begin Records to process

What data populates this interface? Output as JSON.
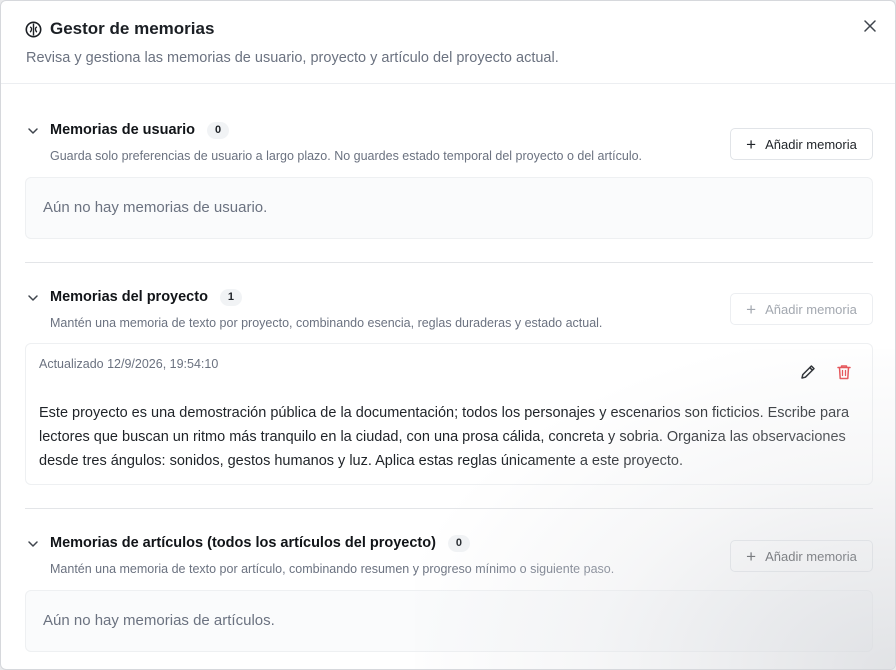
{
  "dialog": {
    "title": "Gestor de memorias",
    "subtitle": "Revisa y gestiona las memorias de usuario, proyecto y artículo del proyecto actual.",
    "close_label": "×"
  },
  "sections": {
    "user": {
      "title": "Memorias de usuario",
      "count": "0",
      "description": "Guarda solo preferencias de usuario a largo plazo. No guardes estado temporal del proyecto o del artículo.",
      "add_label": "Añadir memoria",
      "empty_text": "Aún no hay memorias de usuario."
    },
    "project": {
      "title": "Memorias del proyecto",
      "count": "1",
      "description": "Mantén una memoria de texto por proyecto, combinando esencia, reglas duraderas y estado actual.",
      "add_label": "Añadir memoria",
      "add_disabled": true,
      "memory": {
        "updated": "Actualizado 12/9/2026, 19:54:10",
        "text": "Este proyecto es una demostración pública de la documentación; todos los personajes y escenarios son ficticios. Escribe para lectores que buscan un ritmo más tranquilo en la ciudad, con una prosa cálida, concreta y sobria. Organiza las observaciones desde tres ángulos: sonidos, gestos humanos y luz. Aplica estas reglas únicamente a este proyecto."
      }
    },
    "article": {
      "title": "Memorias de artículos (todos los artículos del proyecto)",
      "count": "0",
      "description": "Mantén una memoria de texto por artículo, combinando resumen y progreso mínimo o siguiente paso.",
      "add_label": "Añadir memoria",
      "empty_text": "Aún no hay memorias de artículos."
    }
  },
  "icons": {
    "title": "brain-icon",
    "close": "close-icon",
    "collapse": "chevron-down-icon",
    "add": "plus-icon",
    "edit": "pencil-icon",
    "delete": "trash-icon"
  },
  "colors": {
    "delete": "#e5484d",
    "muted_text": "#6b7280",
    "disabled_text": "#a3a8b0"
  }
}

end Records to process

▶ [What needs to be done]: Quote the material exactly. Pictures stay out.

▶ [The response]:
What data populates this interface? Output as JSON.
{
  "dialog": {
    "title": "Gestor de memorias",
    "subtitle": "Revisa y gestiona las memorias de usuario, proyecto y artículo del proyecto actual.",
    "close_label": "×"
  },
  "sections": {
    "user": {
      "title": "Memorias de usuario",
      "count": "0",
      "description": "Guarda solo preferencias de usuario a largo plazo. No guardes estado temporal del proyecto o del artículo.",
      "add_label": "Añadir memoria",
      "empty_text": "Aún no hay memorias de usuario."
    },
    "project": {
      "title": "Memorias del proyecto",
      "count": "1",
      "description": "Mantén una memoria de texto por proyecto, combinando esencia, reglas duraderas y estado actual.",
      "add_label": "Añadir memoria",
      "add_disabled": true,
      "memory": {
        "updated": "Actualizado 12/9/2026, 19:54:10",
        "text": "Este proyecto es una demostración pública de la documentación; todos los personajes y escenarios son ficticios. Escribe para lectores que buscan un ritmo más tranquilo en la ciudad, con una prosa cálida, concreta y sobria. Organiza las observaciones desde tres ángulos: sonidos, gestos humanos y luz. Aplica estas reglas únicamente a este proyecto."
      }
    },
    "article": {
      "title": "Memorias de artículos (todos los artículos del proyecto)",
      "count": "0",
      "description": "Mantén una memoria de texto por artículo, combinando resumen y progreso mínimo o siguiente paso.",
      "add_label": "Añadir memoria",
      "empty_text": "Aún no hay memorias de artículos."
    }
  },
  "icons": {
    "title": "brain-icon",
    "close": "close-icon",
    "collapse": "chevron-down-icon",
    "add": "plus-icon",
    "edit": "pencil-icon",
    "delete": "trash-icon"
  },
  "colors": {
    "delete": "#e5484d",
    "muted_text": "#6b7280",
    "disabled_text": "#a3a8b0"
  }
}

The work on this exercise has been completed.